## Task instructions
All lines below must be repeated exactly, with the pictures omitted.

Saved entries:
####

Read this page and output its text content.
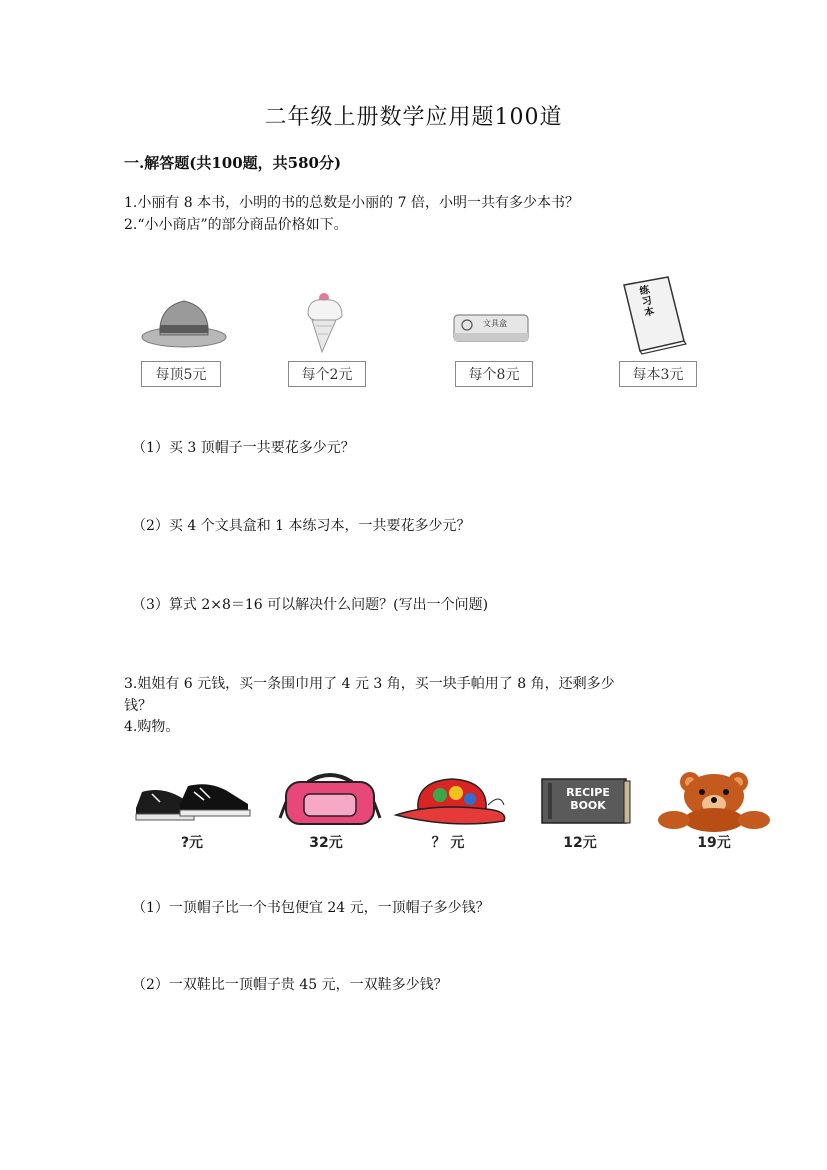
二年级上册数学应用题100道
一.解答题(共100题，共580分)
1.小丽有 8 本书，小明的书的总数是小丽的 7 倍，小明一共有多少本书？
2.“小小商店”的部分商品价格如下。
每顶5元	每个2元
文具盒
每个8元
练习本
每本3元
（1）买 3 顶帽子一共要花多少元？
（2）买 4 个文具盒和 1 本练习本，一共要花多少元？
（3）算式 2×8＝16 可以解决什么问题？(写出一个问题)
3.姐姐有 6 元钱，买一条围巾用了 4 元 3 角，买一块手帕用了 8 角，还剩多少
钱？
4.购物。
?元	32元	？ 元
RECIPE
BOOK
12元	19元
（1）一顶帽子比一个书包便宜 24 元，一顶帽子多少钱？
（2）一双鞋比一顶帽子贵 45 元，一双鞋多少钱？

####

## Response
Read this page and output its text content.
二年级上册数学应用题100道
一.解答题(共100题，共580分)
1.小丽有 8 本书，小明的书的总数是小丽的 7 倍，小明一共有多少本书？
2.“小小商店”的部分商品价格如下。
每顶5元	每个2元
文具盒
每个8元
练习本
每本3元
（1）买 3 顶帽子一共要花多少元？
（2）买 4 个文具盒和 1 本练习本，一共要花多少元？
（3）算式 2×8＝16 可以解决什么问题？(写出一个问题)
3.姐姐有 6 元钱，买一条围巾用了 4 元 3 角，买一块手帕用了 8 角，还剩多少
钱？
4.购物。
?元	32元	？ 元
RECIPE
BOOK
12元	19元
（1）一顶帽子比一个书包便宜 24 元，一顶帽子多少钱？
（2）一双鞋比一顶帽子贵 45 元，一双鞋多少钱？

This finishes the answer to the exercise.